-- START --

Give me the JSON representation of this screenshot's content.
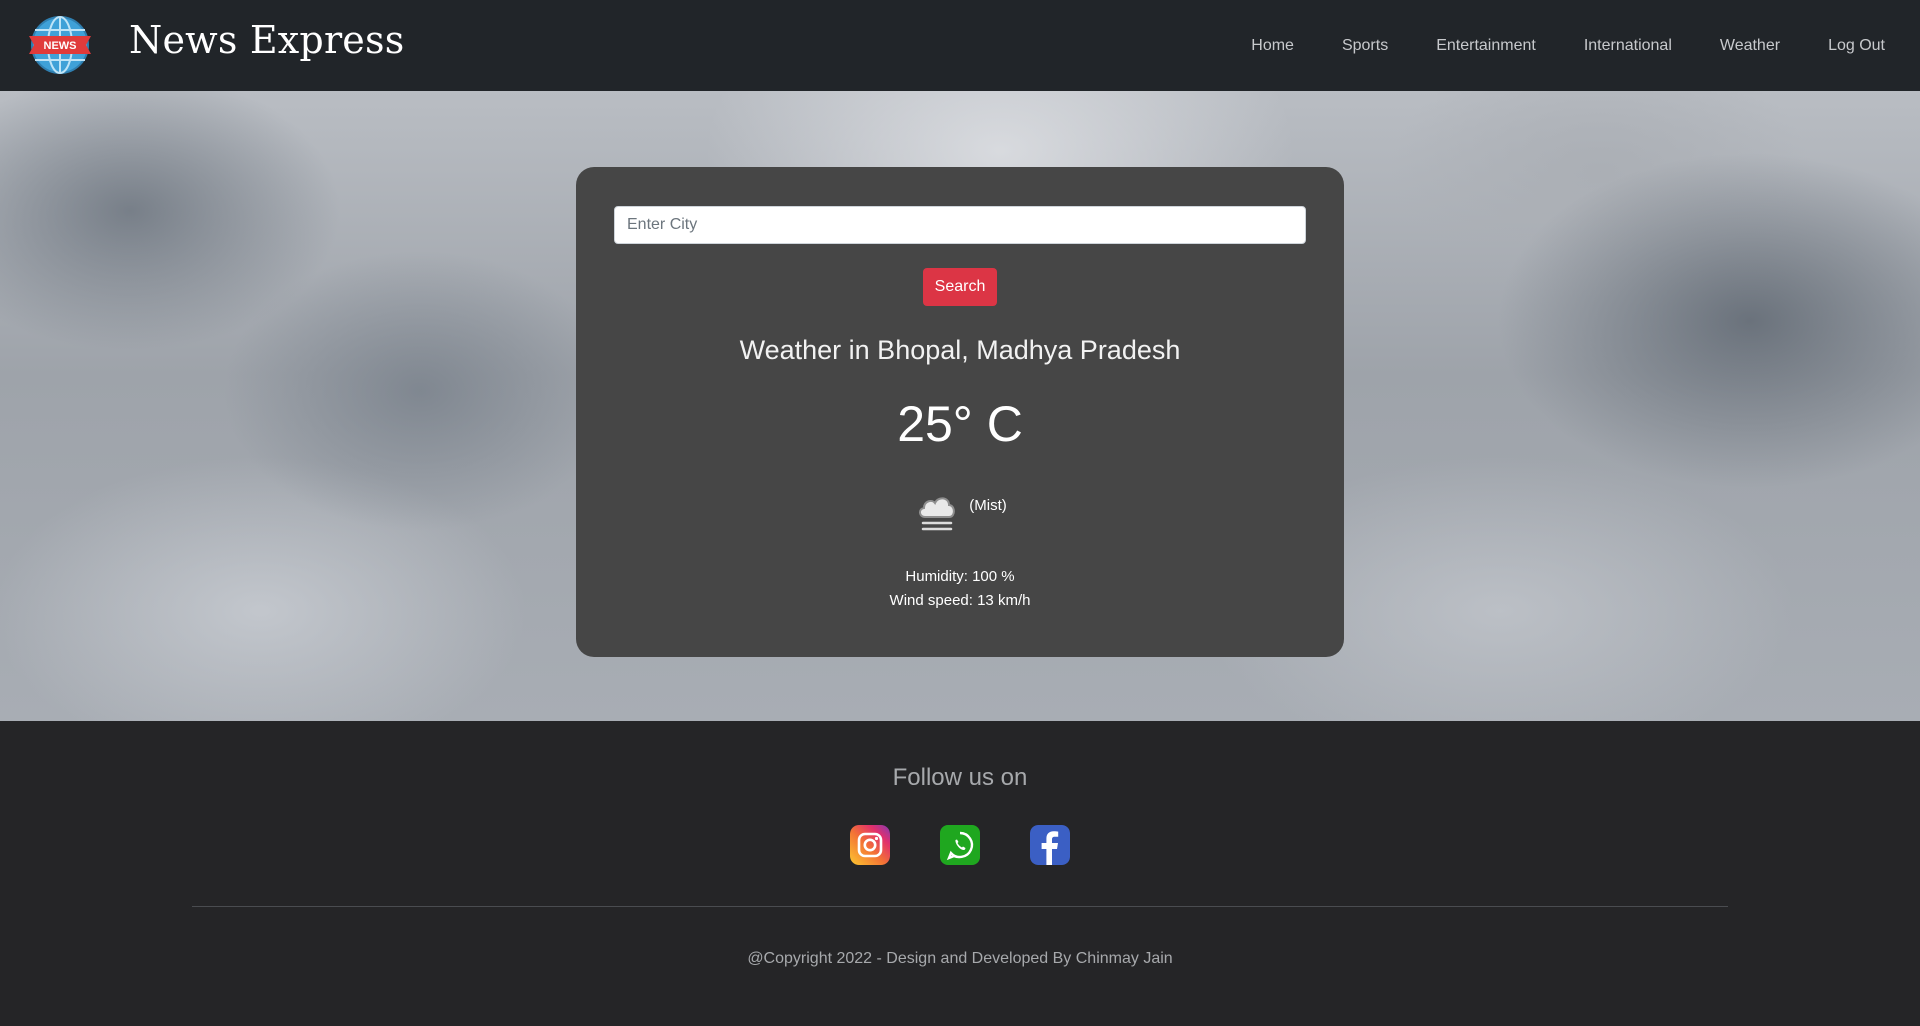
{
  "navbar": {
    "logo_text": "NEWS",
    "brand": "News Express",
    "links": [
      "Home",
      "Sports",
      "Entertainment",
      "International",
      "Weather",
      "Log Out"
    ]
  },
  "weather": {
    "input_placeholder": "Enter City",
    "input_value": "",
    "search_label": "Search",
    "heading": "Weather in Bhopal, Madhya Pradesh",
    "temperature": "25° C",
    "condition_icon": "mist-cloud-icon",
    "condition": "(Mist)",
    "humidity": "Humidity: 100 %",
    "wind": "Wind speed: 13 km/h"
  },
  "footer": {
    "follow_title": "Follow us on",
    "socials": [
      "instagram-icon",
      "whatsapp-icon",
      "facebook-icon"
    ],
    "copyright": "@Copyright 2022 - Design and Developed By Chinmay Jain"
  },
  "colors": {
    "navbar_bg": "#212529",
    "card_bg": "#464646",
    "search_button": "#dc3545",
    "footer_bg": "#252527"
  }
}
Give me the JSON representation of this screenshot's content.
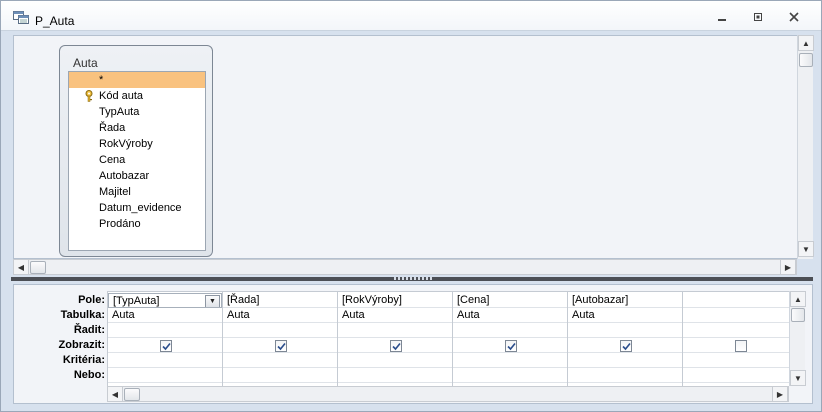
{
  "window": {
    "title": "P_Auta"
  },
  "field_list": {
    "title": "Auta",
    "items": [
      {
        "label": "*",
        "selected": true,
        "key": false
      },
      {
        "label": "Kód auta",
        "selected": false,
        "key": true
      },
      {
        "label": "TypAuta",
        "selected": false,
        "key": false
      },
      {
        "label": "Řada",
        "selected": false,
        "key": false
      },
      {
        "label": "RokVýroby",
        "selected": false,
        "key": false
      },
      {
        "label": "Cena",
        "selected": false,
        "key": false
      },
      {
        "label": "Autobazar",
        "selected": false,
        "key": false
      },
      {
        "label": "Majitel",
        "selected": false,
        "key": false
      },
      {
        "label": "Datum_evidence",
        "selected": false,
        "key": false
      },
      {
        "label": "Prodáno",
        "selected": false,
        "key": false
      }
    ]
  },
  "grid": {
    "row_labels": [
      "Pole:",
      "Tabulka:",
      "Řadit:",
      "Zobrazit:",
      "Kritéria:",
      "Nebo:"
    ],
    "columns": [
      {
        "field": "[TypAuta]",
        "table": "Auta",
        "sort": "",
        "show": true,
        "criteria": "",
        "or": ""
      },
      {
        "field": "[Řada]",
        "table": "Auta",
        "sort": "",
        "show": true,
        "criteria": "",
        "or": ""
      },
      {
        "field": "[RokVýroby]",
        "table": "Auta",
        "sort": "",
        "show": true,
        "criteria": "",
        "or": ""
      },
      {
        "field": "[Cena]",
        "table": "Auta",
        "sort": "",
        "show": true,
        "criteria": "",
        "or": ""
      },
      {
        "field": "[Autobazar]",
        "table": "Auta",
        "sort": "",
        "show": true,
        "criteria": "",
        "or": ""
      },
      {
        "field": "",
        "table": "",
        "sort": "",
        "show": false,
        "criteria": "",
        "or": ""
      }
    ]
  },
  "icons": {
    "title": "query-design-icon",
    "key": "primary-key-icon",
    "minimize": "minimize-icon",
    "maximize": "restore-icon",
    "close": "close-icon"
  }
}
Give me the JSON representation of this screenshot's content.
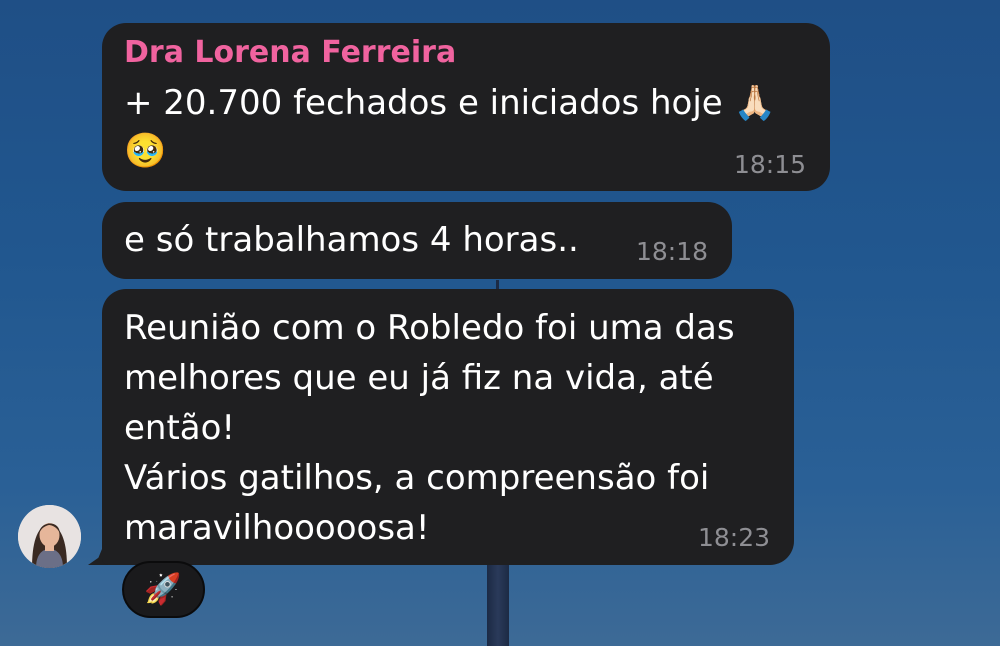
{
  "chat": {
    "messages": [
      {
        "sender": "Dra Lorena Ferreira",
        "line1": "+ 20.700 fechados e iniciados hoje",
        "emoji1": "🙏🏻",
        "emoji2": "🥹",
        "time": "18:15"
      },
      {
        "text": "e só trabalhamos 4 horas..",
        "time": "18:18"
      },
      {
        "lines": [
          "Reunião com o Robledo foi uma das",
          "melhores que eu já fiz na vida, até",
          "então!",
          "Vários gatilhos, a compreensão foi",
          "maravilhooooosa!"
        ],
        "time": "18:23"
      }
    ],
    "reaction": {
      "emoji": "🚀",
      "icon": "rocket-icon"
    },
    "avatar": {
      "icon": "person-avatar"
    }
  },
  "colors": {
    "bubble": "#1f1f21",
    "sender_name": "#f0639f",
    "timestamp": "#8e8e93"
  }
}
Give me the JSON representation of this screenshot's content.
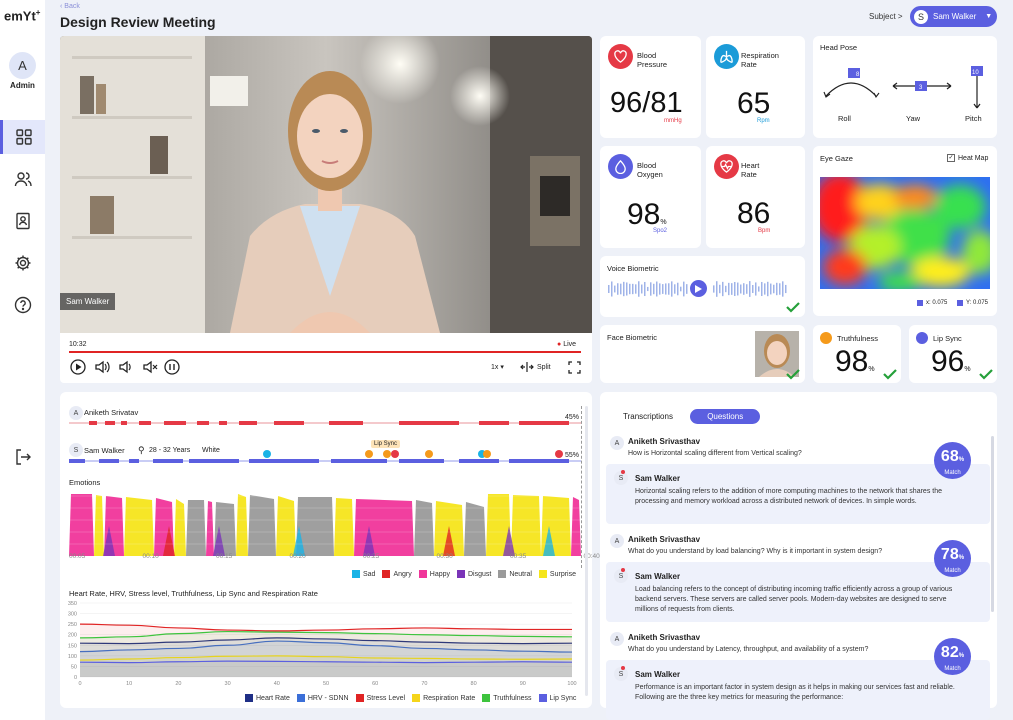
{
  "app": {
    "logo": "emYt",
    "logo_sup": "+",
    "user_initial": "A",
    "user_role": "Admin"
  },
  "header": {
    "back": "Back",
    "title": "Design Review Meeting",
    "subject_label": "Subject >",
    "subject_initial": "S",
    "subject_name": "Sam Walker"
  },
  "video": {
    "participant": "Sam Walker",
    "time": "10:32",
    "live": "Live",
    "speed": "1x",
    "split": "Split",
    "progress": 1.0
  },
  "metrics": {
    "blood_pressure": {
      "title1": "Blood",
      "title2": "Pressure",
      "value": "96/81",
      "unit": "mmHg",
      "color": "#e53945"
    },
    "respiration": {
      "title1": "Respiration",
      "title2": "Rate",
      "value": "65",
      "unit": "Rpm",
      "color": "#1b9bd8"
    },
    "oxygen": {
      "title1": "Blood",
      "title2": "Oxygen",
      "value": "98",
      "pct": "%",
      "unit": "Spo2",
      "color": "#5b5fe0"
    },
    "heart": {
      "title1": "Heart",
      "title2": "Rate",
      "value": "86",
      "unit": "Bpm",
      "color": "#e53945"
    },
    "truthfulness": {
      "title": "Truthfulness",
      "value": "98",
      "pct": "%"
    },
    "lipsync": {
      "title": "Lip Sync",
      "value": "96",
      "pct": "%"
    }
  },
  "head_pose": {
    "title": "Head Pose",
    "roll_label": "Roll",
    "roll_value": "8",
    "yaw_label": "Yaw",
    "yaw_value": "3",
    "pitch_label": "Pitch",
    "pitch_value": "10"
  },
  "eye_gaze": {
    "title": "Eye Gaze",
    "heatmap_label": "Heat Map",
    "x_label": "x: 0.075",
    "y_label": "Y: 0.075"
  },
  "voice": {
    "title": "Voice Biometric"
  },
  "face": {
    "title": "Face Biometric"
  },
  "timeline": {
    "speaker1": {
      "initial": "A",
      "name": "Aniketh Srivatav",
      "pct": "45%"
    },
    "speaker2": {
      "initial": "S",
      "name": "Sam Walker",
      "age": "28 - 32 Years",
      "ethnicity": "White",
      "pct": "55%"
    },
    "tooltip": "Lip Sync"
  },
  "chart_data": [
    {
      "type": "area",
      "title": "Emotions",
      "x_ticks": [
        "00:05",
        "00:10",
        "00:15",
        "00:20",
        "00:25",
        "00:30",
        "00:35",
        "00:40"
      ],
      "series": [
        {
          "name": "Sad",
          "color": "#1ab3e6"
        },
        {
          "name": "Angry",
          "color": "#e02424"
        },
        {
          "name": "Happy",
          "color": "#f0359a"
        },
        {
          "name": "Disgust",
          "color": "#7a34b8"
        },
        {
          "name": "Neutral",
          "color": "#9a9a9a"
        },
        {
          "name": "Surprise",
          "color": "#f5e51b"
        }
      ]
    },
    {
      "type": "line",
      "title": "Heart Rate, HRV, Stress level, Truthfulness, Lip Sync and Respiration Rate",
      "x": [
        0,
        10,
        20,
        30,
        40,
        50,
        60,
        70,
        80,
        90,
        100
      ],
      "ylim": [
        0,
        350
      ],
      "y_ticks": [
        0,
        50,
        100,
        150,
        200,
        250,
        300,
        350
      ],
      "series": [
        {
          "name": "Heart Rate",
          "color": "#1f2f86",
          "values": [
            160,
            158,
            165,
            175,
            185,
            180,
            172,
            165,
            160,
            158,
            160
          ]
        },
        {
          "name": "HRV - SDNN",
          "color": "#3b6fd8",
          "values": [
            120,
            128,
            135,
            150,
            170,
            162,
            148,
            135,
            128,
            122,
            118
          ]
        },
        {
          "name": "Stress Level",
          "color": "#e02424",
          "values": [
            250,
            245,
            232,
            222,
            218,
            222,
            228,
            232,
            228,
            225,
            225
          ]
        },
        {
          "name": "Respiration Rate",
          "color": "#f5d51b",
          "values": [
            80,
            85,
            92,
            98,
            100,
            96,
            90,
            88,
            85,
            84,
            85
          ]
        },
        {
          "name": "Truthfulness",
          "color": "#3ec43e",
          "values": [
            185,
            190,
            205,
            215,
            212,
            210,
            205,
            200,
            196,
            192,
            190
          ]
        },
        {
          "name": "Lip Sync",
          "color": "#5b5fe0",
          "values": [
            70,
            68,
            72,
            75,
            74,
            72,
            70,
            68,
            70,
            72,
            70
          ]
        }
      ]
    }
  ],
  "transcript": {
    "tab1": "Transcriptions",
    "tab2": "Questions",
    "items": [
      {
        "q_initial": "A",
        "q_name": "Aniketh Srivasthav",
        "question": "How is Horizontal scaling different from Vertical scaling?",
        "a_initial": "S",
        "a_name": "Sam Walker",
        "answer": "Horizontal scaling refers to the addition of more computing machines to the network that shares the processing and memory workload across a distributed network of devices. In simple words.",
        "match": "68",
        "match_label": "Match"
      },
      {
        "q_initial": "A",
        "q_name": "Aniketh Srivasthav",
        "question": "What do you understand by load balancing? Why is it important in system design?",
        "a_initial": "S",
        "a_name": "Sam Walker",
        "answer": "Load balancing refers to the concept of distributing incoming traffic efficiently across a group of various backend servers. These servers are called server pools. Modern-day websites are designed to serve millions of requests from clients.",
        "match": "78",
        "match_label": "Match"
      },
      {
        "q_initial": "A",
        "q_name": "Aniketh Srivasthav",
        "question": "What do you understand by Latency, throughput, and availability of a system?",
        "a_initial": "S",
        "a_name": "Sam Walker",
        "answer": "Performance is an important factor in system design as it helps in making our services fast and reliable. Following are the three key metrics for measuring the performance:",
        "match": "82",
        "match_label": "Match"
      }
    ]
  }
}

-- END --

Task to complete. Gather each line in the data that holds the string "important".

Completed exercise.
        "question": "What do you understand by load balancing? Why is it important in system design?",
        "answer": "Performance is an important factor in system design as it helps in making our services fast and reliable. Following are the three key metrics for measuring the performance:",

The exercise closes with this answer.